▶ _Written task_: Recast the lines from the first one through the line with "svg-text:3: 3 (416, 289, 421, 299)" as a Markdown table with the columns n and Line. Number each row, and leave out any blank lines.
>>>>
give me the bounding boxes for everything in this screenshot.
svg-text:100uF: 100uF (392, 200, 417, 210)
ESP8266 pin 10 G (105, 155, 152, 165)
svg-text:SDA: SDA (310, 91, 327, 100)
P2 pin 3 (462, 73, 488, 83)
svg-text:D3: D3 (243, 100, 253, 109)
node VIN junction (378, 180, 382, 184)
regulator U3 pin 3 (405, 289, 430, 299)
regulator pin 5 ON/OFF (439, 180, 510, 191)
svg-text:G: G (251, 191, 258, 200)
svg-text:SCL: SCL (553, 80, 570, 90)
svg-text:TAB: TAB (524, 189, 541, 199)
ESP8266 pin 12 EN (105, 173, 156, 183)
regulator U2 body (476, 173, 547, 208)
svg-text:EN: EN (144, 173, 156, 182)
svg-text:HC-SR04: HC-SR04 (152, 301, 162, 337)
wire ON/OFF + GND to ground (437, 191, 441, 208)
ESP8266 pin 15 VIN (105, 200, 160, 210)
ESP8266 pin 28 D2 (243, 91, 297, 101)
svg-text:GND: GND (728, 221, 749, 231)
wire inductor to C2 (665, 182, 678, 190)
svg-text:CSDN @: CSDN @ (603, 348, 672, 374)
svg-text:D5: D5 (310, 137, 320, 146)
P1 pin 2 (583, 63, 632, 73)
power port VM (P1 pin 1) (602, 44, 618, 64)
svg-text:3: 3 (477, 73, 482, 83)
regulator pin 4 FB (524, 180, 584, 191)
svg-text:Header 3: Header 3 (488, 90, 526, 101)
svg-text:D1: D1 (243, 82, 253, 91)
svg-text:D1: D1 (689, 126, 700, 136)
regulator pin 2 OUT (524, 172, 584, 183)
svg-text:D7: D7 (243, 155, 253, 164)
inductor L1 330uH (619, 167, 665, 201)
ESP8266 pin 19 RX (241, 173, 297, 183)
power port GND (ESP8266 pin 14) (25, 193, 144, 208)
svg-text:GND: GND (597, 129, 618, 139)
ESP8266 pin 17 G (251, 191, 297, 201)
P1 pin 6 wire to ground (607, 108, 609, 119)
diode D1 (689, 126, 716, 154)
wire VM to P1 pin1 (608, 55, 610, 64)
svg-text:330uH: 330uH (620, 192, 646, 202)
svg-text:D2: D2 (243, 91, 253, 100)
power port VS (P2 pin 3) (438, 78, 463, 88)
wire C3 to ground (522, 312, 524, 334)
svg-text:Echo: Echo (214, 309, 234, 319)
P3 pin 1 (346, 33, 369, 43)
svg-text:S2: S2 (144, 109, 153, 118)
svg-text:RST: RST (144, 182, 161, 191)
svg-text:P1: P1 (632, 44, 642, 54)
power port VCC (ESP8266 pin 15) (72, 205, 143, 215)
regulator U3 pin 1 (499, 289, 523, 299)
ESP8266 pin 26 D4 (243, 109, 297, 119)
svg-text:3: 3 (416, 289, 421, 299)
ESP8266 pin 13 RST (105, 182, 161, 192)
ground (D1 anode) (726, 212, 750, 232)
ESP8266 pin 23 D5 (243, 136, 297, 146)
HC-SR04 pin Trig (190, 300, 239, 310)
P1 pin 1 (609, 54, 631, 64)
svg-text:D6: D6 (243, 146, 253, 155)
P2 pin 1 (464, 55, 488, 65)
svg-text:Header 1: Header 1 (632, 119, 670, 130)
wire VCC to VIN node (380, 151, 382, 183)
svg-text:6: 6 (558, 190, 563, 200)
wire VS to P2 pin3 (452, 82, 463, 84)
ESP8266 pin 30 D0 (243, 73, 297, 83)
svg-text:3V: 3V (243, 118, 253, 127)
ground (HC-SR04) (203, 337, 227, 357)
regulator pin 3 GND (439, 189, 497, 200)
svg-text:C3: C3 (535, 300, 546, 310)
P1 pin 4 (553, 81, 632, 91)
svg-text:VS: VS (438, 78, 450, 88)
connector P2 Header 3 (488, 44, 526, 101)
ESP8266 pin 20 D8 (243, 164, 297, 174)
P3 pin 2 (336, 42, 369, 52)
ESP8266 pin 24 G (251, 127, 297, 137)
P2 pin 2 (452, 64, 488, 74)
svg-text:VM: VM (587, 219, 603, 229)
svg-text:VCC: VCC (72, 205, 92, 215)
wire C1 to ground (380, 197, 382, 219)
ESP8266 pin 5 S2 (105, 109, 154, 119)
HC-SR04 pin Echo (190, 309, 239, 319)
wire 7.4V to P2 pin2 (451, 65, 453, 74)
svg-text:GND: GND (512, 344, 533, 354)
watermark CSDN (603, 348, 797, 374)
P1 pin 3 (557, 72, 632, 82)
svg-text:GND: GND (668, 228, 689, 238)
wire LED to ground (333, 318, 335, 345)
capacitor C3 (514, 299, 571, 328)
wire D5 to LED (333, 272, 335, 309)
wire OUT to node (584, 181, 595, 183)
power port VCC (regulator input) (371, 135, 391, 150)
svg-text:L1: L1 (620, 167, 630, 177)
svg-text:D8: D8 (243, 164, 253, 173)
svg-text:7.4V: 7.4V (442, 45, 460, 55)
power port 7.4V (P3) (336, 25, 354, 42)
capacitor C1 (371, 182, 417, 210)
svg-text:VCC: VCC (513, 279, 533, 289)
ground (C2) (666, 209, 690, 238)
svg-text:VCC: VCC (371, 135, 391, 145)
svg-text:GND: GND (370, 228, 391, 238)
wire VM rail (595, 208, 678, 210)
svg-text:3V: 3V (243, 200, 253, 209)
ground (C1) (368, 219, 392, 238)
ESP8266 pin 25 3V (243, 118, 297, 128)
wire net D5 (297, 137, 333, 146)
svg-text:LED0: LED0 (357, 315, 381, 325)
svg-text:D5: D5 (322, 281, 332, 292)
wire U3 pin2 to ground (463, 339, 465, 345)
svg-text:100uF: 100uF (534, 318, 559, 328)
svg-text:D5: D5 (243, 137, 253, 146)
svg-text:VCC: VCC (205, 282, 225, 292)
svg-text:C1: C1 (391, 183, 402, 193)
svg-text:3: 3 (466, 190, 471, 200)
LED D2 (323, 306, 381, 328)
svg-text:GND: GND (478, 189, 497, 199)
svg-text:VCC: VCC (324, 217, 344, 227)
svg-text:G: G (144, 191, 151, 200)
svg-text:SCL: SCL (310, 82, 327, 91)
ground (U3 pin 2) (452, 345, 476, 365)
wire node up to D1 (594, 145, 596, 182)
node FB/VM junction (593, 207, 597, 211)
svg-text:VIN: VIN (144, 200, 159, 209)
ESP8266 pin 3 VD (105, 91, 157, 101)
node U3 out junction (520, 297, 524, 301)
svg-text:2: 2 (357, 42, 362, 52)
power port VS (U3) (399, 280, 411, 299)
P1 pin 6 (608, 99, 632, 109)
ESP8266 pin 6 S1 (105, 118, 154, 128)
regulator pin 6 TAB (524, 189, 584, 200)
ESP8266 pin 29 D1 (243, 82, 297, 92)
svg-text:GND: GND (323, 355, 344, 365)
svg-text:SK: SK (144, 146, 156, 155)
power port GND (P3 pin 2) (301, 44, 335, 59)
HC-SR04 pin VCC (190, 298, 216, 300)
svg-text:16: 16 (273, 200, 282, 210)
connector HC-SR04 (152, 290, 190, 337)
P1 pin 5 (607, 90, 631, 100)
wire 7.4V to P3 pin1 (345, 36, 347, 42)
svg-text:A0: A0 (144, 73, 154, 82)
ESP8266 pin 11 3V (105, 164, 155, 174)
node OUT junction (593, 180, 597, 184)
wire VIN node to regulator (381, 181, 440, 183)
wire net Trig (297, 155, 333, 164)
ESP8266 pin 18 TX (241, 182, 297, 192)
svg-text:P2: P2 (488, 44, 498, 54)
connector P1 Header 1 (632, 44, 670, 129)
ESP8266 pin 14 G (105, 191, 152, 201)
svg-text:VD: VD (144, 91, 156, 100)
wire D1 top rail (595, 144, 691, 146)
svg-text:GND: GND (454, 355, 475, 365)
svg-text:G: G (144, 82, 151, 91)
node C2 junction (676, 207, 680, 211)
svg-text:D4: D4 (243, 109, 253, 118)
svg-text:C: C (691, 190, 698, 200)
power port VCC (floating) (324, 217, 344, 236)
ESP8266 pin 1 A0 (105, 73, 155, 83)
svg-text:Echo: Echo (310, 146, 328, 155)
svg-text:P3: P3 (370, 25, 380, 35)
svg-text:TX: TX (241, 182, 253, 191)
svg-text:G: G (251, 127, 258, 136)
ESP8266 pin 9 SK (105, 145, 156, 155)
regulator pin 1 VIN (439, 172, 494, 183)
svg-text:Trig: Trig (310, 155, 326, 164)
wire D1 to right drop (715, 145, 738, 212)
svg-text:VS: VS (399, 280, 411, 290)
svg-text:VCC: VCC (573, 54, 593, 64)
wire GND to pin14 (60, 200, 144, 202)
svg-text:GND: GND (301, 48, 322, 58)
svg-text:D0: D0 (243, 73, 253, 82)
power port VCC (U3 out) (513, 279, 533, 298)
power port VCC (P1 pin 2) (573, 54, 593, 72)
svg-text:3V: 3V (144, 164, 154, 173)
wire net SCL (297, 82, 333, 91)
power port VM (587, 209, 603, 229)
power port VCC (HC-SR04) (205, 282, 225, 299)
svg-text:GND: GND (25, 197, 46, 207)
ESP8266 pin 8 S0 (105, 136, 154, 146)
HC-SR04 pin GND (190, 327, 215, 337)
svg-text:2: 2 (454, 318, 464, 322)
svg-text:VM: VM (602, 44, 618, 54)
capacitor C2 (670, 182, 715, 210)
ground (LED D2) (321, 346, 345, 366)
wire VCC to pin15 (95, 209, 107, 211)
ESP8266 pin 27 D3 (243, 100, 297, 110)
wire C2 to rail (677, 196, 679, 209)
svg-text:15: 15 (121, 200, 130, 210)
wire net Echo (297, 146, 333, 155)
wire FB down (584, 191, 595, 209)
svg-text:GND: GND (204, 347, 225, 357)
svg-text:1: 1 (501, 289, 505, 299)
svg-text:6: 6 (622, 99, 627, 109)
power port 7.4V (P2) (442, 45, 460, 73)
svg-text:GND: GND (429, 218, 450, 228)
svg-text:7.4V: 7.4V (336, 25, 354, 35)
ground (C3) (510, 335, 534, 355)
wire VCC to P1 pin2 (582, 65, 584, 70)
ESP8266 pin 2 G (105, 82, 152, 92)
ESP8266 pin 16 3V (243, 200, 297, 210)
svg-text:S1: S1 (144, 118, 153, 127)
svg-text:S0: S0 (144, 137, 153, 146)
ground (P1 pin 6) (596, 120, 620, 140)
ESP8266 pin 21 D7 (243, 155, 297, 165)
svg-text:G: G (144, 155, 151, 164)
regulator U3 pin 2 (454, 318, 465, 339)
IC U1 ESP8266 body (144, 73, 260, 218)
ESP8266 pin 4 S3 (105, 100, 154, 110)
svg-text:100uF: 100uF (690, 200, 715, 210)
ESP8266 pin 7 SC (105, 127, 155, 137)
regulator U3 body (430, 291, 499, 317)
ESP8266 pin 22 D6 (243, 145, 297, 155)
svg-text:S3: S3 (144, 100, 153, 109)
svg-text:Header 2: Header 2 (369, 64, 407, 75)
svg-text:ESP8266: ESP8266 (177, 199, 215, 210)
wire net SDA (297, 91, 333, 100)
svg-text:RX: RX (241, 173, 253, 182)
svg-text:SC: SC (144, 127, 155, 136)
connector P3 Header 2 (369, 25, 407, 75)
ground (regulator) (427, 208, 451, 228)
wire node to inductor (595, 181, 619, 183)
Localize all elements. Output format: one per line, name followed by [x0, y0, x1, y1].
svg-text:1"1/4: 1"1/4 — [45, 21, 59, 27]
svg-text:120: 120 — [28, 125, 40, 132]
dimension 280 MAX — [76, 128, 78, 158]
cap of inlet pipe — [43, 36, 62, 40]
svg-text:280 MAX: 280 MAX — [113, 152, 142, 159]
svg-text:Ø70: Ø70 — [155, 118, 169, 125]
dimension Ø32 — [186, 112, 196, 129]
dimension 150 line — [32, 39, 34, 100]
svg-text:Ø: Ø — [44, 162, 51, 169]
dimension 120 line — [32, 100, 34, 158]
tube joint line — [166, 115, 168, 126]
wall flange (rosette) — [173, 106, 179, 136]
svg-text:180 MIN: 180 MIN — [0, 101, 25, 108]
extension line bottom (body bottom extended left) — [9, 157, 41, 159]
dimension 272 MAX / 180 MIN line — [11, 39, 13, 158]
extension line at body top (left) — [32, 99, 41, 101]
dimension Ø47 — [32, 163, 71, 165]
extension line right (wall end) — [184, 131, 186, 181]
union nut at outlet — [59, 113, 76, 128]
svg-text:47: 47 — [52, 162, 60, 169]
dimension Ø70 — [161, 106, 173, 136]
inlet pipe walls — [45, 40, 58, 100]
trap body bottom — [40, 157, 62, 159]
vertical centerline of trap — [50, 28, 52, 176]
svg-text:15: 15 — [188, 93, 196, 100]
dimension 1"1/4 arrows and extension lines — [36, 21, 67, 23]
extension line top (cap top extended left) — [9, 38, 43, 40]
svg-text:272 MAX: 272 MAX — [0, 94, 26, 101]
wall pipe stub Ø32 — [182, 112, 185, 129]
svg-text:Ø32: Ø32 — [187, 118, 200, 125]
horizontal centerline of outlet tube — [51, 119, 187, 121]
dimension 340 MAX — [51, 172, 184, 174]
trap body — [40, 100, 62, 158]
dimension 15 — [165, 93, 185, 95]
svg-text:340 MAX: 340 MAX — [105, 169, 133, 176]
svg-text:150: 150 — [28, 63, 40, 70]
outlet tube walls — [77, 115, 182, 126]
<<<<
▶ _Answer to the problem_:
| n | Line |
|---|---|
| 1 | give me the bounding boxes for everything in this screenshot. |
| 2 | svg-text:100uF: 100uF (392, 200, 417, 210) |
| 3 | ESP8266 pin 10 G (105, 155, 152, 165) |
| 4 | svg-text:SDA: SDA (310, 91, 327, 100) |
| 5 | P2 pin 3 (462, 73, 488, 83) |
| 6 | svg-text:D3: D3 (243, 100, 253, 109) |
| 7 | node VIN junction (378, 180, 382, 184) |
| 8 | regulator U3 pin 3 (405, 289, 430, 299) |
| 9 | regulator pin 5 ON/OFF (439, 180, 510, 191) |
| 10 | svg-text:G: G (251, 191, 258, 200) |
| 11 | svg-text:SCL: SCL (553, 80, 570, 90) |
| 12 | svg-text:TAB: TAB (524, 189, 541, 199) |
| 13 | ESP8266 pin 12 EN (105, 173, 156, 183) |
| 14 | regulator U2 body (476, 173, 547, 208) |
| 15 | svg-text:EN: EN (144, 173, 156, 182) |
| 16 | svg-text:HC-SR04: HC-SR04 (152, 301, 162, 337) |
| 17 | wire ON/OFF + GND to ground (437, 191, 441, 208) |
| 18 | ESP8266 pin 15 VIN (105, 200, 160, 210) |
| 19 | ESP8266 pin 28 D2 (243, 91, 297, 101) |
| 20 | svg-text:GND: GND (728, 221, 749, 231) |
| 21 | wire inductor to C2 (665, 182, 678, 190) |
| 22 | svg-text:CSDN @: CSDN @ (603, 348, 672, 374) |
| 23 | svg-text:D5: D5 (310, 137, 320, 146) |
| 24 | P1 pin 2 (583, 63, 632, 73) |
| 25 | power port VM (P1 pin 1) (602, 44, 618, 64) |
| 26 | svg-text:3: 3 (477, 73, 482, 83) |
| 27 | regulator pin 4 FB (524, 180, 584, 191) |
| 28 | svg-text:Header 3: Header 3 (488, 90, 526, 101) |
| 29 | svg-text:D1: D1 (243, 82, 253, 91) |
| 30 | svg-text:D1: D1 (689, 126, 700, 136) |
| 31 | regulator pin 2 OUT (524, 172, 584, 183) |
| 32 | svg-text:D7: D7 (243, 155, 253, 164) |
| 33 | inductor L1 330uH (619, 167, 665, 201) |
| 34 | ESP8266 pin 19 RX (241, 173, 297, 183) |
| 35 | power port GND (ESP8266 pin 14) (25, 193, 144, 208) |
| 36 | svg-text:GND: GND (597, 129, 618, 139) |
| 37 | ESP8266 pin 17 G (251, 191, 297, 201) |
| 38 | P1 pin 6 wire to ground (607, 108, 609, 119) |
| 39 | diode D1 (689, 126, 716, 154) |
| 40 | wire VM to P1 pin1 (608, 55, 610, 64) |
| 41 | svg-text:330uH: 330uH (620, 192, 646, 202) |
| 42 | svg-text:D2: D2 (243, 91, 253, 100) |
| 43 | power port VS (P2 pin 3) (438, 78, 463, 88) |
| 44 | wire C3 to ground (522, 312, 524, 334) |
| 45 | svg-text:Echo: Echo (214, 309, 234, 319) |
| 46 | P3 pin 1 (346, 33, 369, 43) |
| 47 | svg-text:S2: S2 (144, 109, 153, 118) |
| 48 | svg-text:RST: RST (144, 182, 161, 191) |
| 49 | svg-text:P1: P1 (632, 44, 642, 54) |
| 50 | power port VCC (ESP8266 pin 15) (72, 205, 143, 215) |
| 51 | regulator U3 pin 1 (499, 289, 523, 299) |
| 52 | ESP8266 pin 26 D4 (243, 109, 297, 119) |
| 53 | svg-text:3: 3 (416, 289, 421, 299) |